** Problem details **
Turn each of the entries below into a numbered list, one line per item, with blank lines and pictures left out.

** Available data **

######

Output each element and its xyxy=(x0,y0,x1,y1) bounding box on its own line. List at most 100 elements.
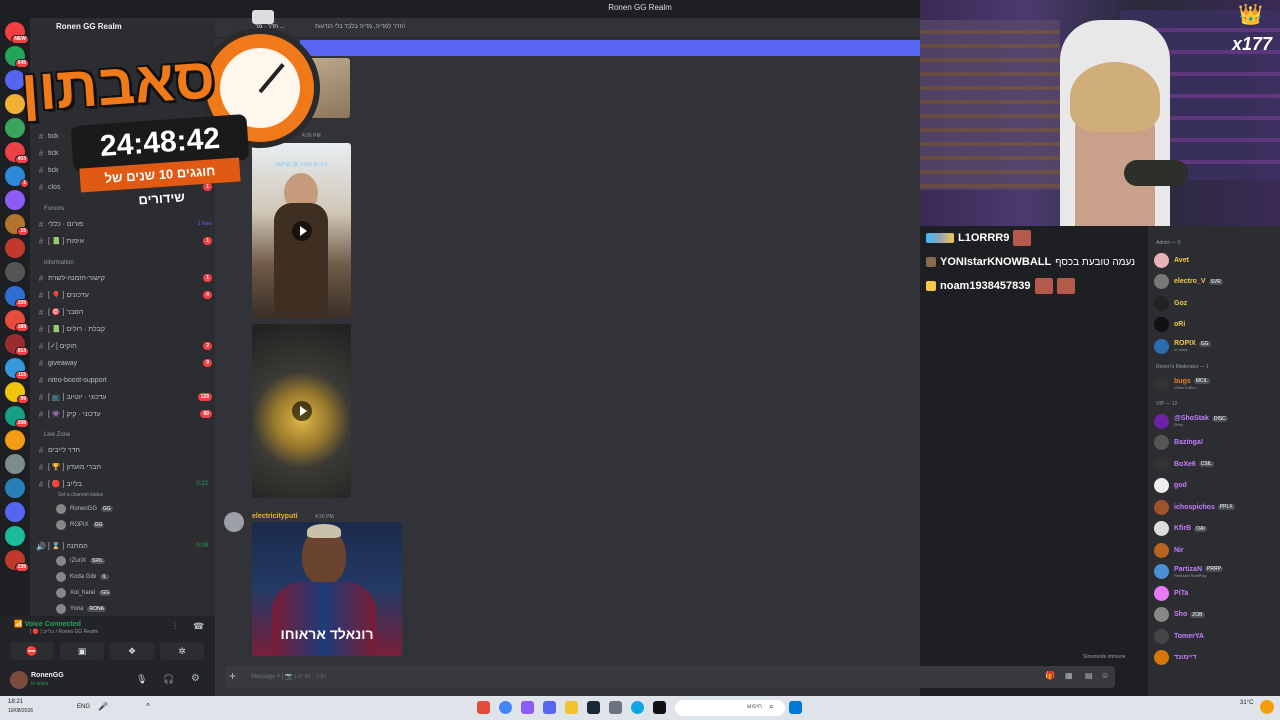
member-item[interactable]: Goz xyxy=(1154,293,1276,313)
server-icon[interactable]: 188 xyxy=(5,310,29,332)
channel-item[interactable]: #[ 🎈 ] עדכונים 4 xyxy=(34,287,212,303)
voice-channel-waiting[interactable]: 🔊 [ ⌛ ] המתנה 0:09 xyxy=(34,538,212,554)
category-information[interactable]: information xyxy=(44,260,74,266)
play-icon[interactable] xyxy=(291,401,312,421)
image-attachment[interactable]: רונאלד אראוחו xyxy=(252,522,402,656)
message-author-avatar[interactable] xyxy=(224,512,244,532)
chrome-icon[interactable] xyxy=(499,701,512,714)
member-item[interactable]: Nir xyxy=(1154,540,1276,560)
chevron-up-icon[interactable]: ^ xyxy=(146,702,150,711)
add-attachment-icon[interactable]: + xyxy=(229,669,236,683)
gif-icon[interactable]: ▦ xyxy=(1065,671,1073,680)
channel-item[interactable]: # [✓] חוקים 2 xyxy=(34,338,212,354)
video-attachment-2[interactable] xyxy=(252,324,351,498)
voice-user[interactable]: Koda Gibi IL xyxy=(56,570,109,584)
emoji-icon[interactable]: ☺ xyxy=(1101,671,1109,680)
member-item[interactable]: דיימונד xyxy=(1154,648,1276,668)
server-icon[interactable] xyxy=(5,454,25,474)
channel-item[interactable]: # קישור-הזמנה-לשרת 1 xyxy=(34,270,212,286)
app-icon-gray[interactable] xyxy=(609,701,622,714)
server-icon[interactable]: 208 xyxy=(5,406,29,428)
message-input[interactable]: Message # | 📷 | חדר · מדיה xyxy=(251,673,326,680)
server-icon[interactable] xyxy=(5,238,25,258)
microphone-icon[interactable]: 🎙 xyxy=(136,674,147,685)
server-icon[interactable] xyxy=(5,478,25,498)
channel-item[interactable]: # nitro-boost-support xyxy=(34,372,212,388)
member-item[interactable]: oRi xyxy=(1154,315,1276,335)
disconnect-icon[interactable]: ☎ xyxy=(193,621,204,632)
member-item[interactable]: PartizaN PRRP PartizaN RolePlay xyxy=(1154,562,1276,582)
voice-user[interactable]: ROPIX GG xyxy=(56,518,105,532)
microphone-tray-icon[interactable]: 🎤 xyxy=(98,702,108,711)
steam-icon[interactable] xyxy=(587,701,600,714)
clock-date[interactable]: 10/08/2026 xyxy=(8,708,33,714)
member-item[interactable]: TomerYA xyxy=(1154,626,1276,646)
server-icon[interactable] xyxy=(5,430,25,450)
camera-button[interactable]: ⛔ xyxy=(10,642,54,660)
member-item[interactable]: god xyxy=(1154,476,1276,496)
category-live-zone[interactable]: Live Zone xyxy=(44,432,70,438)
sticker-icon[interactable]: ▤ xyxy=(1085,671,1093,680)
channel-item[interactable]: # חדר לייבים xyxy=(34,442,212,458)
member-item[interactable]: Bazinga! xyxy=(1154,433,1276,453)
message-composer[interactable]: + Message # | 📷 | חדר · מדיה 🎁 ▦ ▤ ☺ xyxy=(225,666,1115,688)
member-item[interactable]: KfirB OAI xyxy=(1154,519,1276,539)
clock-time[interactable]: 18:21 xyxy=(8,699,23,705)
server-icon[interactable]: 15 xyxy=(5,214,29,236)
voice-user[interactable]: Yona RONA xyxy=(56,602,106,616)
soundboard-button[interactable]: ✲ xyxy=(160,642,204,660)
gift-icon[interactable]: 🎁 xyxy=(1045,671,1055,680)
activities-button[interactable]: ❖ xyxy=(110,642,154,660)
headphones-icon[interactable]: 🎧 xyxy=(163,674,174,685)
voice-user[interactable]: !ZuriX SRIL xyxy=(56,554,106,568)
voice-user[interactable]: Xol_harel GG xyxy=(56,586,112,600)
taskbar-search[interactable]: חיפוש ⌕ xyxy=(675,700,785,716)
server-icon[interactable] xyxy=(5,526,25,546)
server-icon[interactable]: 159 xyxy=(5,286,29,308)
voice-location[interactable]: [ 🔴 ] בלייב / Ronen GG Realm xyxy=(30,629,98,635)
play-icon[interactable] xyxy=(291,220,312,241)
edge-icon[interactable] xyxy=(631,701,644,714)
member-item[interactable]: PiTa xyxy=(1154,583,1276,603)
member-item[interactable]: electro_V SVR xyxy=(1154,272,1276,292)
server-icon[interactable]: 99 xyxy=(5,382,29,404)
channel-item[interactable]: # פורום · כללי 1 New xyxy=(34,216,212,232)
message-author[interactable]: electricityputi xyxy=(252,513,298,520)
member-item[interactable]: ichospichos PPLX xyxy=(1154,497,1276,517)
member-item[interactable]: ROPIX GG In voice xyxy=(1154,336,1276,356)
member-item[interactable]: @ShoStak DISC 2Key xyxy=(1154,411,1276,431)
avatar[interactable] xyxy=(10,671,28,689)
channel-status[interactable]: Set a channel status xyxy=(58,492,103,498)
server-icon[interactable] xyxy=(5,502,25,522)
windows-start-icon[interactable] xyxy=(789,701,802,714)
noise-suppression-icon[interactable]: ⫶ xyxy=(174,622,176,632)
weather-temp[interactable]: 31°C xyxy=(1240,700,1253,706)
notice-banner[interactable] xyxy=(300,40,920,56)
member-item[interactable]: Avet xyxy=(1154,250,1276,270)
channel-item[interactable]: #[ 👾 ] עדכוני · קיק 89 xyxy=(34,406,212,422)
channel-item[interactable]: #[ 📺 ] עדכוני · יוטיוב 129 xyxy=(34,389,212,405)
server-icon[interactable] xyxy=(5,262,25,282)
server-icon[interactable]: 913 xyxy=(5,334,29,356)
voice-user[interactable]: RonenGG GG xyxy=(56,502,113,516)
terminal-icon[interactable] xyxy=(653,701,666,714)
server-icon[interactable]: 239 xyxy=(5,550,29,572)
weather-icon[interactable] xyxy=(1260,700,1274,714)
channel-item[interactable]: #[ 🏆 ] חברי מועדון xyxy=(34,459,212,475)
discord-icon[interactable] xyxy=(543,701,556,714)
channel-item[interactable]: #[ 🎯 ] הסבר xyxy=(34,304,212,320)
channel-item[interactable]: #[ 📗 ] קבלת · רולים xyxy=(34,321,212,337)
app-icon-purple[interactable] xyxy=(521,701,534,714)
member-item[interactable]: BoXe6 CSIL xyxy=(1154,454,1276,474)
app-icon-red[interactable] xyxy=(477,701,490,714)
file-explorer-icon[interactable] xyxy=(565,701,578,714)
settings-gear-icon[interactable]: ⚙ xyxy=(191,673,200,684)
channel-item[interactable]: #[ 🔴 ] בלייב 0:22 xyxy=(34,476,212,492)
server-icon[interactable]: 115 xyxy=(5,358,29,380)
channel-item[interactable]: #[ 📗 ] אימות 1 xyxy=(34,233,212,249)
channel-item[interactable]: # giveaway 9 xyxy=(34,355,212,371)
category-forums[interactable]: Forums xyxy=(44,206,64,212)
screen-share-button[interactable]: ▣ xyxy=(60,642,104,660)
member-item[interactable]: Sho ZOB xyxy=(1154,605,1276,625)
member-item[interactable]: bugs MCIL Video Editor... xyxy=(1154,374,1276,394)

######

** Correct answer **
1. Output each element and its xyxy=(x0,y0,x1,y1) bounding box on its own line. List at most 100 elements.
2. member-item[interactable]: Goz xyxy=(1154,293,1276,313)
3. server-icon[interactable]: 188 xyxy=(5,310,29,332)
4. channel-item[interactable]: #[ 🎈 ] עדכונים 4 xyxy=(34,287,212,303)
5. voice-channel-waiting[interactable]: 🔊 [ ⌛ ] המתנה 0:09 xyxy=(34,538,212,554)
6. category-information[interactable]: information xyxy=(44,260,74,266)
7. play-icon[interactable] xyxy=(291,401,312,421)
8. image-attachment[interactable]: רונאלד אראוחו xyxy=(252,522,402,656)
9. message-author-avatar[interactable] xyxy=(224,512,244,532)
10. chrome-icon[interactable] xyxy=(499,701,512,714)
11. member-item[interactable]: Nir xyxy=(1154,540,1276,560)
12. chevron-up-icon[interactable]: ^ xyxy=(146,702,150,711)
13. add-attachment-icon[interactable]: + xyxy=(229,669,236,683)
14. gif-icon[interactable]: ▦ xyxy=(1065,671,1073,680)
15. channel-item[interactable]: # [✓] חוקים 2 xyxy=(34,338,212,354)
16. video-attachment-2[interactable] xyxy=(252,324,351,498)
17. voice-user[interactable]: Koda Gibi IL xyxy=(56,570,109,584)
18. emoji-icon[interactable]: ☺ xyxy=(1101,671,1109,680)
19. member-item[interactable]: דיימונד xyxy=(1154,648,1276,668)
20. server-icon[interactable] xyxy=(5,454,25,474)
21. channel-item[interactable]: # קישור-הזמנה-לשרת 1 xyxy=(34,270,212,286)
22. app-icon-gray[interactable] xyxy=(609,701,622,714)
23. server-icon[interactable]: 208 xyxy=(5,406,29,428)
24. message-input[interactable]: Message # | 📷 | חדר · מדיה xyxy=(251,673,326,680)
25. server-icon[interactable] xyxy=(5,238,25,258)
26. microphone-icon[interactable]: 🎙 xyxy=(136,674,147,685)
27. server-icon[interactable] xyxy=(5,478,25,498)
28. channel-item[interactable]: # nitro-boost-support xyxy=(34,372,212,388)
29. member-item[interactable]: oRi xyxy=(1154,315,1276,335)
30. disconnect-icon[interactable]: ☎ xyxy=(193,621,204,632)
31. member-item[interactable]: PartizaN PRRP PartizaN RolePlay xyxy=(1154,562,1276,582)
32. voice-user[interactable]: ROPIX GG xyxy=(56,518,105,532)
33. microphone-tray-icon[interactable]: 🎤 xyxy=(98,702,108,711)
34. steam-icon[interactable] xyxy=(587,701,600,714)
35. clock-date[interactable]: 10/08/2026 xyxy=(8,708,33,714)
36. member-item[interactable]: TomerYA xyxy=(1154,626,1276,646)
37. server-icon[interactable] xyxy=(5,430,25,450)
38. camera-button[interactable]: ⛔ xyxy=(10,642,54,660)
39. member-item[interactable]: god xyxy=(1154,476,1276,496)
40. category-live-zone[interactable]: Live Zone xyxy=(44,432,70,438)
41. sticker-icon[interactable]: ▤ xyxy=(1085,671,1093,680)
42. channel-item[interactable]: # חדר לייבים xyxy=(34,442,212,458)
43. member-item[interactable]: Bazinga! xyxy=(1154,433,1276,453)
44. message-composer[interactable]: + Message # | 📷 | חדר · מדיה 🎁 ▦ ▤ ☺ xyxy=(225,666,1115,688)
45. member-item[interactable]: KfirB OAI xyxy=(1154,519,1276,539)
46. clock-time[interactable]: 18:21 xyxy=(8,699,23,705)
47. server-icon[interactable]: 15 xyxy=(5,214,29,236)
48. voice-user[interactable]: Yona RONA xyxy=(56,602,106,616)
49. soundboard-button[interactable]: ✲ xyxy=(160,642,204,660)
50. gift-icon[interactable]: 🎁 xyxy=(1045,671,1055,680)
51. activities-button[interactable]: ❖ xyxy=(110,642,154,660)
52. headphones-icon[interactable]: 🎧 xyxy=(163,674,174,685)
53. voice-user[interactable]: !ZuriX SRIL xyxy=(56,554,106,568)
54. voice-user[interactable]: Xol_harel GG xyxy=(56,586,112,600)
55. taskbar-search[interactable]: חיפוש ⌕ xyxy=(675,700,785,716)
56. server-icon[interactable] xyxy=(5,526,25,546)
57. server-icon[interactable]: 159 xyxy=(5,286,29,308)
58. voice-location[interactable]: [ 🔴 ] בלייב / Ronen GG Realm xyxy=(30,629,98,635)
59. play-icon[interactable] xyxy=(291,220,312,241)
60. edge-icon[interactable] xyxy=(631,701,644,714)
61. member-item[interactable]: PiTa xyxy=(1154,583,1276,603)
62. member-item[interactable]: electro_V SVR xyxy=(1154,272,1276,292)
63. server-icon[interactable]: 99 xyxy=(5,382,29,404)
64. channel-item[interactable]: # פורום · כללי 1 New xyxy=(34,216,212,232)
65. message-author[interactable]: electricityputi xyxy=(252,513,298,520)
66. member-item[interactable]: ichospichos PPLX xyxy=(1154,497,1276,517)
67. member-item[interactable]: ROPIX GG In voice xyxy=(1154,336,1276,356)
68. member-item[interactable]: @ShoStak DISC 2Key xyxy=(1154,411,1276,431)
69. avatar[interactable] xyxy=(10,671,28,689)
70. channel-status[interactable]: Set a channel status xyxy=(58,492,103,498)
71. server-icon[interactable] xyxy=(5,502,25,522)
72. windows-start-icon[interactable] xyxy=(789,701,802,714)
73. noise-suppression-icon[interactable]: ⫶ xyxy=(174,622,176,632)
74. weather-temp[interactable]: 31°C xyxy=(1240,700,1253,706)
75. notice-banner[interactable] xyxy=(300,40,920,56)
76. member-item[interactable]: Avet xyxy=(1154,250,1276,270)
77. channel-item[interactable]: #[ 👾 ] עדכוני · קיק 89 xyxy=(34,406,212,422)
78. channel-item[interactable]: #[ 📺 ] עדכוני · יוטיוב 129 xyxy=(34,389,212,405)
79. server-icon[interactable] xyxy=(5,262,25,282)
80. server-icon[interactable]: 913 xyxy=(5,334,29,356)
81. voice-user[interactable]: RonenGG GG xyxy=(56,502,113,516)
82. terminal-icon[interactable] xyxy=(653,701,666,714)
83. server-icon[interactable]: 239 xyxy=(5,550,29,572)
84. weather-icon[interactable] xyxy=(1260,700,1274,714)
85. channel-item[interactable]: #[ 🏆 ] חברי מועדון xyxy=(34,459,212,475)
86. discord-icon[interactable] xyxy=(543,701,556,714)
87. channel-item[interactable]: #[ 🎯 ] הסבר xyxy=(34,304,212,320)
88. channel-item[interactable]: #[ 📗 ] קבלת · רולים xyxy=(34,321,212,337)
89. app-icon-purple[interactable] xyxy=(521,701,534,714)
90. member-item[interactable]: BoXe6 CSIL xyxy=(1154,454,1276,474)
91. app-icon-red[interactable] xyxy=(477,701,490,714)
92. file-explorer-icon[interactable] xyxy=(565,701,578,714)
93. settings-gear-icon[interactable]: ⚙ xyxy=(191,673,200,684)
94. channel-item[interactable]: #[ 🔴 ] בלייב 0:22 xyxy=(34,476,212,492)
95. server-icon[interactable]: 115 xyxy=(5,358,29,380)
96. channel-item[interactable]: #[ 📗 ] אימות 1 xyxy=(34,233,212,249)
97. channel-item[interactable]: # giveaway 9 xyxy=(34,355,212,371)
98. category-forums[interactable]: Forums xyxy=(44,206,64,212)
99. screen-share-button[interactable]: ▣ xyxy=(60,642,104,660)
100. member-item[interactable]: Sho ZOB xyxy=(1154,605,1276,625)
101. member-item[interactable]: bugs MCIL Video Editor... xyxy=(1154,374,1276,394)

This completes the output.